Could you repeat the lines between the one holding "series-line <box>70 101 606 193</box>" and the one holding "y-tick-exponent: -1 <box>62 153 70 163</box>", inclusive, substituting "y-tick-mantissa" for "y-tick-base" and leaving everything else as it is?

▶ _Task material_
###

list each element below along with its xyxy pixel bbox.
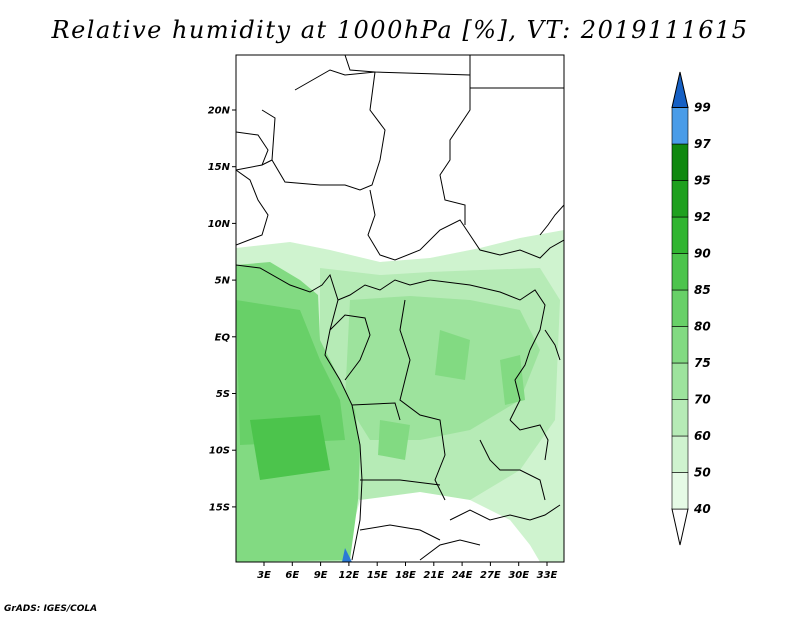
colorbar-label: 97 (694, 137, 711, 151)
colorbar-label: 85 (694, 283, 711, 297)
colorbar-label: 60 (694, 429, 711, 443)
colorbar-label: 90 (694, 247, 711, 261)
boundaries (236, 55, 564, 561)
colorbar: 40 50 60 70 75 80 85 90 92 95 97 99 (671, 71, 711, 546)
map-frame (235, 54, 565, 563)
colorbar-label: 99 (694, 101, 711, 115)
colorbar-label: 80 (694, 320, 711, 334)
colorbar-max-triangle (671, 71, 689, 108)
page-title: Relative humidity at 1000hPa [%], VT: 20… (51, 16, 749, 44)
longitude-axis: 3E 6E 9E 12E 15E 18E 21E 24E 27E 30E 33E (257, 562, 558, 581)
lat-tick-label: 10N (208, 219, 231, 230)
lat-tick-label: 15N (208, 162, 231, 173)
lon-tick-label: 6E (285, 570, 299, 581)
lon-tick-label: 21E (423, 570, 444, 581)
colorbar-segment (671, 289, 689, 327)
colorbar-segment (671, 253, 689, 291)
lat-tick-label: 15S (209, 502, 230, 513)
lat-tick-label: 20N (208, 106, 231, 117)
colorbar-label: 75 (694, 356, 711, 370)
lon-tick-label: 33E (537, 570, 558, 581)
colorbar-segment (671, 362, 689, 400)
colorbar-segment (671, 180, 689, 218)
lat-tick-label: 5S (216, 389, 230, 400)
colorbar-segment (671, 143, 689, 181)
colorbar-label: 92 (694, 210, 711, 224)
lon-tick-label: 3E (257, 570, 271, 581)
colorbar-label: 95 (694, 174, 711, 188)
colorbar-segment (671, 435, 689, 473)
latitude-axis: 20N 15N 10N 5N EQ 5S 10S 15S (208, 106, 236, 513)
lon-tick-label: 24E (452, 570, 473, 581)
lat-tick-label: EQ (215, 332, 231, 343)
colorbar-segment (671, 107, 689, 145)
colorbar-label: 50 (694, 466, 711, 480)
lon-tick-label: 18E (395, 570, 416, 581)
credit-label: GrADS: IGES/COLA (4, 604, 98, 614)
colorbar-min-triangle (671, 508, 689, 546)
lon-tick-label: 9E (314, 570, 328, 581)
lon-tick-label: 27E (480, 570, 501, 581)
lat-tick-label: 5N (215, 276, 231, 287)
lon-tick-label: 30E (508, 570, 529, 581)
lat-tick-label: 10S (209, 446, 230, 457)
colorbar-segment (671, 472, 689, 510)
colorbar-label: 40 (693, 502, 711, 516)
colorbar-segment (671, 399, 689, 437)
lon-tick-label: 12E (339, 570, 360, 581)
colorbar-label: 70 (694, 393, 711, 407)
colorbar-segment (671, 216, 689, 254)
humidity-shading (236, 230, 564, 562)
lon-tick-label: 15E (367, 570, 388, 581)
colorbar-segment (671, 326, 689, 364)
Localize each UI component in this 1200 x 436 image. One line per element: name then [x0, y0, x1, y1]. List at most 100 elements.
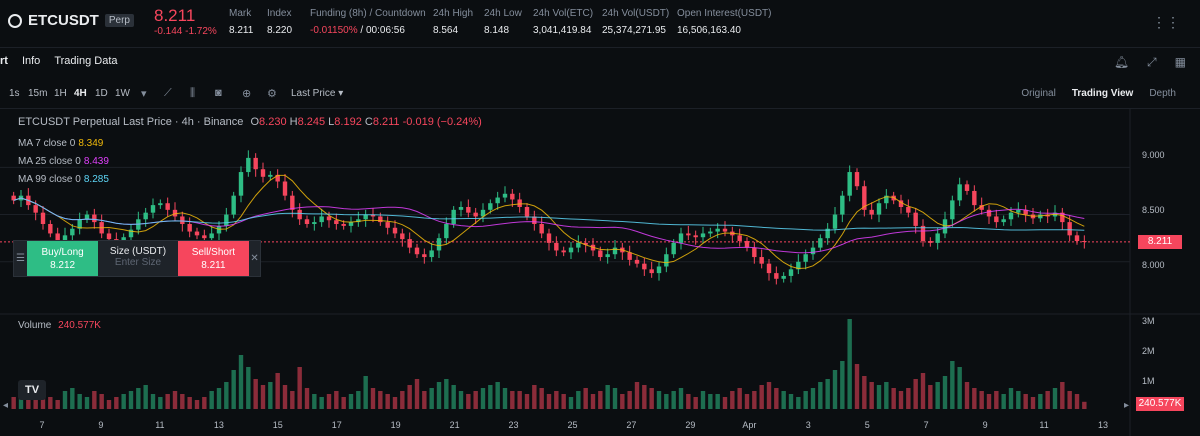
candle-body: [466, 207, 471, 213]
candle-body: [1060, 212, 1065, 223]
volume-bar: [532, 385, 537, 409]
tab-chart[interactable]: rt: [0, 55, 8, 67]
volume-bar: [70, 388, 75, 409]
volume-bar: [598, 391, 603, 409]
tf-15m[interactable]: 15m: [28, 88, 48, 99]
more-menu-icon[interactable]: ⋮⋮: [1152, 14, 1180, 30]
volume-label: Volume: [18, 320, 52, 331]
symbol-name: ETCUSDT: [28, 12, 99, 29]
tf-4h[interactable]: 4H: [74, 88, 87, 99]
candle-body: [1074, 235, 1080, 241]
timeframe-dropdown-icon[interactable]: ▾: [141, 88, 147, 100]
volume-bar: [744, 394, 750, 409]
close-icon[interactable]: ✕: [250, 253, 259, 264]
size-placeholder: Enter Size: [114, 257, 162, 268]
candle-body: [488, 203, 493, 210]
layout-grid-icon[interactable]: ▦: [1174, 55, 1186, 69]
candle-body: [788, 269, 794, 276]
volume-bar: [774, 388, 779, 409]
candle-body: [803, 254, 808, 262]
price-change: -0.144 -1.72%: [154, 26, 217, 37]
stat-value: 8.564: [433, 25, 459, 36]
buy-label: Buy/Long: [41, 247, 84, 258]
stat-value: -0.01150% / 00:06:56: [310, 25, 426, 36]
candle-body: [341, 224, 346, 226]
candle-body: [326, 216, 332, 221]
volume-bar: [1023, 394, 1028, 409]
settings-gear-icon[interactable]: ⚙: [267, 88, 277, 100]
tf-1h[interactable]: 1H: [54, 88, 67, 99]
volume-bar: [957, 367, 962, 409]
volume-bar: [165, 394, 170, 409]
stat-funding[interactable]: Funding (8h) / Countdown -0.01150% / 00:…: [310, 8, 426, 36]
date-tick: 29: [685, 420, 696, 430]
tf-1s[interactable]: 1s: [9, 88, 20, 99]
candlestick-chart[interactable]: [0, 109, 1200, 436]
volume-bar: [634, 382, 640, 409]
candle-body: [202, 235, 207, 239]
candle-body: [1016, 209, 1021, 213]
volume-bar: [722, 397, 728, 409]
buy-long-button[interactable]: Buy/Long 8.212: [26, 241, 99, 276]
volume-bar: [11, 397, 16, 409]
volume-bar: [1074, 394, 1080, 409]
tab-trading-data[interactable]: Trading Data: [54, 55, 118, 67]
size-input[interactable]: Size (USDT) Enter Size: [98, 241, 177, 276]
stat-label: 24h High: [433, 8, 474, 19]
scroll-right-icon[interactable]: ▸: [1124, 400, 1130, 411]
volume-bar: [715, 394, 720, 409]
ma7-legend[interactable]: MA 7 close 0 8.349: [18, 137, 103, 149]
candle-body: [700, 233, 706, 238]
ma99-legend[interactable]: MA 99 close 0 8.285: [18, 173, 109, 185]
symbol-selector[interactable]: ETCUSDT Perp: [8, 12, 134, 29]
candle-body: [246, 157, 251, 173]
candle-body: [165, 203, 170, 210]
date-tick: 11: [1039, 420, 1049, 430]
volume-bar: [136, 388, 141, 409]
drag-handle-icon[interactable]: ☰: [15, 253, 25, 264]
chart-type-icon[interactable]: ⫼: [190, 87, 196, 99]
chart-area[interactable]: [0, 108, 1200, 436]
scroll-left-icon[interactable]: ◂: [3, 400, 9, 411]
indicators-icon[interactable]: ⟋: [164, 87, 172, 99]
volume-bar: [803, 391, 808, 409]
candle-body: [642, 263, 647, 270]
candle-body: [356, 219, 361, 223]
camera-icon[interactable]: ◙: [215, 87, 222, 99]
date-tick: 25: [567, 420, 578, 430]
tab-info[interactable]: Info: [21, 55, 41, 67]
candle-body: [495, 197, 500, 204]
volume-bar: [385, 394, 390, 409]
volume-bar: [348, 394, 354, 409]
crosshair-icon[interactable]: ⊕: [242, 88, 252, 100]
view-depth[interactable]: Depth: [1149, 88, 1176, 99]
volume-bar: [568, 397, 574, 409]
sell-short-button[interactable]: Sell/Short 8.211: [177, 241, 250, 276]
tf-1d[interactable]: 1D: [95, 88, 108, 99]
candle-body: [422, 254, 427, 258]
candle-body: [524, 207, 530, 217]
volume-bar: [825, 379, 830, 409]
volume-bar: [627, 391, 632, 409]
ma25-value: 8.439: [83, 156, 109, 167]
volume-bar: [480, 388, 486, 409]
candle-body: [686, 233, 691, 236]
volume-bar: [1030, 397, 1036, 409]
volume-bar: [517, 391, 522, 409]
ma25-legend[interactable]: MA 25 close 0 8.439: [18, 155, 109, 167]
alert-bell-icon[interactable]: 🔔︎: [1113, 55, 1130, 69]
volume-bar: [246, 367, 251, 409]
candle-body: [561, 250, 566, 253]
stat-label: 24h Vol(USDT): [602, 8, 670, 19]
date-tick: 21: [449, 420, 460, 430]
price-type-select[interactable]: Last Price ▾: [291, 88, 343, 99]
view-original[interactable]: Original: [1021, 88, 1056, 99]
candle-body: [55, 233, 60, 241]
candle-body: [11, 195, 16, 201]
candle-body: [979, 205, 984, 210]
expand-icon[interactable]: ⤢: [1147, 55, 1157, 69]
tf-1w[interactable]: 1W: [115, 88, 130, 99]
volume-bar: [510, 391, 515, 409]
candle-body: [847, 172, 852, 196]
view-trading-view[interactable]: Trading View: [1071, 88, 1134, 99]
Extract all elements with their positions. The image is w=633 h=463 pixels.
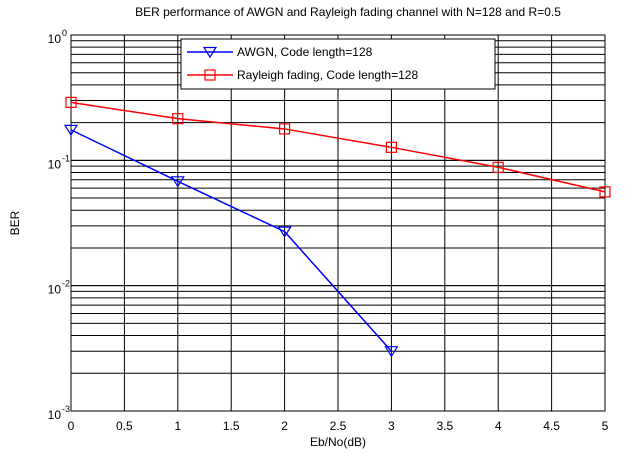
series-line <box>70 101 606 193</box>
plot-frame <box>70 34 606 412</box>
x-tick-label: 4 <box>495 419 502 433</box>
legend: AWGN, Code length=128 Rayleigh fading, Co… <box>180 38 496 90</box>
x-tick-label: 2.5 <box>330 419 347 433</box>
y-tick-base: 10 <box>48 32 62 46</box>
x-tick-label: 4.5 <box>543 419 560 433</box>
data-point <box>65 96 77 108</box>
legend-label: Rayleigh fading, Code length=128 <box>237 68 418 82</box>
y-tick-base: 10 <box>48 283 62 297</box>
y-tick-label: 10 -3 <box>48 404 70 422</box>
y-tick-exponent: -1 <box>62 153 70 163</box>
x-axis-label: Eb/No(dB) <box>310 435 366 449</box>
x-ticks: 0 0.5 1 1.5 2 2.5 3 3.5 4 4.5 5 <box>68 419 609 433</box>
x-tick-label: 1 <box>174 419 181 433</box>
legend-marker <box>204 69 216 81</box>
x-tick-label: 0.5 <box>116 419 133 433</box>
x-tick-label: 3.5 <box>436 419 453 433</box>
series-line <box>70 129 392 352</box>
x-tick-label: 1.5 <box>223 419 240 433</box>
data-point <box>279 123 291 135</box>
data-point <box>172 113 184 125</box>
data-point <box>385 141 397 153</box>
grid <box>71 35 605 411</box>
data-point <box>492 161 504 173</box>
data-point <box>63 124 79 137</box>
y-tick-label: 10 -1 <box>48 153 70 171</box>
legend-label: AWGN, Code length=128 <box>237 45 373 59</box>
data-point <box>599 186 611 198</box>
y-tick-exponent: 0 <box>62 28 67 38</box>
series-lines <box>63 96 611 358</box>
data-point <box>170 176 185 188</box>
x-tick-label: 2 <box>281 419 288 433</box>
legend-marker <box>202 46 218 59</box>
y-tick-label: 10 -2 <box>48 279 70 297</box>
legend-entry: Rayleigh fading, Code length=128 <box>187 68 418 82</box>
data-point <box>277 226 292 238</box>
y-tick-base: 10 <box>48 408 62 422</box>
x-tick-label: 3 <box>388 419 395 433</box>
series-0 <box>63 124 399 358</box>
x-tick-label: 5 <box>602 419 609 433</box>
y-tick-base: 10 <box>48 157 62 171</box>
chart-title: BER performance of AWGN and Rayleigh fad… <box>135 5 561 19</box>
y-tick-exponent: -2 <box>62 279 70 289</box>
y-axis-label: BER <box>8 210 22 235</box>
series-1 <box>65 96 611 198</box>
legend-box <box>180 38 496 90</box>
data-point <box>384 346 399 358</box>
y-tick-exponent: -3 <box>62 404 70 414</box>
x-tick-label: 0 <box>68 419 75 433</box>
legend-entry: AWGN, Code length=128 <box>187 45 373 59</box>
y-tick-label: 10 0 <box>48 28 67 46</box>
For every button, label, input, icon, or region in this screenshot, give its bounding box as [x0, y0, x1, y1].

###

▶ _Solution to this problem_
series-line <box>70 101 606 193</box>
plot-frame <box>70 34 606 412</box>
x-tick-label: 4 <box>495 419 502 433</box>
legend: AWGN, Code length=128 Rayleigh fading, Co… <box>180 38 496 90</box>
x-tick-label: 2.5 <box>330 419 347 433</box>
y-tick-mantissa: 10 <box>48 32 62 46</box>
x-tick-label: 4.5 <box>543 419 560 433</box>
data-point <box>65 96 77 108</box>
legend-label: Rayleigh fading, Code length=128 <box>237 68 418 82</box>
y-tick-mantissa: 10 <box>48 283 62 297</box>
y-tick-label: 10 -3 <box>48 404 70 422</box>
y-tick-exponent: -1 <box>62 153 70 163</box>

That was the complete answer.